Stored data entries
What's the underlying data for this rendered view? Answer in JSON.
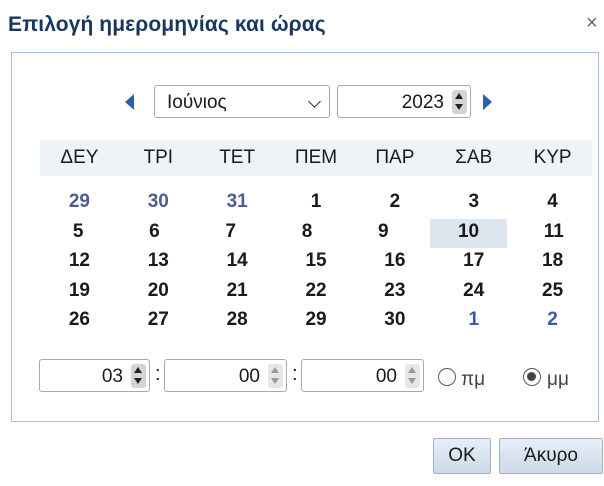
{
  "dialog": {
    "title": "Επιλογή ημερομηνίας και ώρας",
    "close_glyph": "×"
  },
  "nav": {
    "month": "Ιούνιος",
    "year": "2023",
    "prev_icon": "triangle-left-icon",
    "next_icon": "triangle-right-icon"
  },
  "weekdays": [
    "ΔΕΥ",
    "ΤΡΙ",
    "ΤΕΤ",
    "ΠΕΜ",
    "ΠΑΡ",
    "ΣΑΒ",
    "ΚΥΡ"
  ],
  "weeks": [
    [
      {
        "d": "29",
        "m": "prev"
      },
      {
        "d": "30",
        "m": "prev"
      },
      {
        "d": "31",
        "m": "prev"
      },
      {
        "d": "1",
        "m": "cur"
      },
      {
        "d": "2",
        "m": "cur"
      },
      {
        "d": "3",
        "m": "cur"
      },
      {
        "d": "4",
        "m": "cur"
      }
    ],
    [
      {
        "d": "5",
        "m": "cur"
      },
      {
        "d": "6",
        "m": "cur"
      },
      {
        "d": "7",
        "m": "cur"
      },
      {
        "d": "8",
        "m": "cur"
      },
      {
        "d": "9",
        "m": "cur"
      },
      {
        "d": "10",
        "m": "cur",
        "selected": true
      },
      {
        "d": "11",
        "m": "cur"
      }
    ],
    [
      {
        "d": "12",
        "m": "cur"
      },
      {
        "d": "13",
        "m": "cur"
      },
      {
        "d": "14",
        "m": "cur"
      },
      {
        "d": "15",
        "m": "cur"
      },
      {
        "d": "16",
        "m": "cur"
      },
      {
        "d": "17",
        "m": "cur"
      },
      {
        "d": "18",
        "m": "cur"
      }
    ],
    [
      {
        "d": "19",
        "m": "cur"
      },
      {
        "d": "20",
        "m": "cur"
      },
      {
        "d": "21",
        "m": "cur"
      },
      {
        "d": "22",
        "m": "cur"
      },
      {
        "d": "23",
        "m": "cur"
      },
      {
        "d": "24",
        "m": "cur"
      },
      {
        "d": "25",
        "m": "cur"
      }
    ],
    [
      {
        "d": "26",
        "m": "cur"
      },
      {
        "d": "27",
        "m": "cur"
      },
      {
        "d": "28",
        "m": "cur"
      },
      {
        "d": "29",
        "m": "cur"
      },
      {
        "d": "30",
        "m": "cur"
      },
      {
        "d": "1",
        "m": "next"
      },
      {
        "d": "2",
        "m": "next"
      }
    ]
  ],
  "time": {
    "hours": "03",
    "minutes": "00",
    "seconds": "00",
    "separator": ":",
    "am_label": "πμ",
    "pm_label": "μμ",
    "selected_period": "pm"
  },
  "buttons": {
    "ok": "OK",
    "cancel": "Άκυρο"
  },
  "colors": {
    "title": "#17375e",
    "arrow": "#2a5fb0",
    "other_month_day": "#4d5e8c",
    "next_month_day": "#3c5aa6",
    "selected_day_bg": "#dde5ef",
    "weekday_header_bg": "#eef3f8",
    "panel_border": "#a9bed7"
  }
}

## THE EXERCISE:
Go through the preceding material and copy each line that has the word "title".

## SOLUTION FOR THIS TASK:
    "title": "Επιλογή ημερομηνίας και ώρας",
    "title": "#17375e",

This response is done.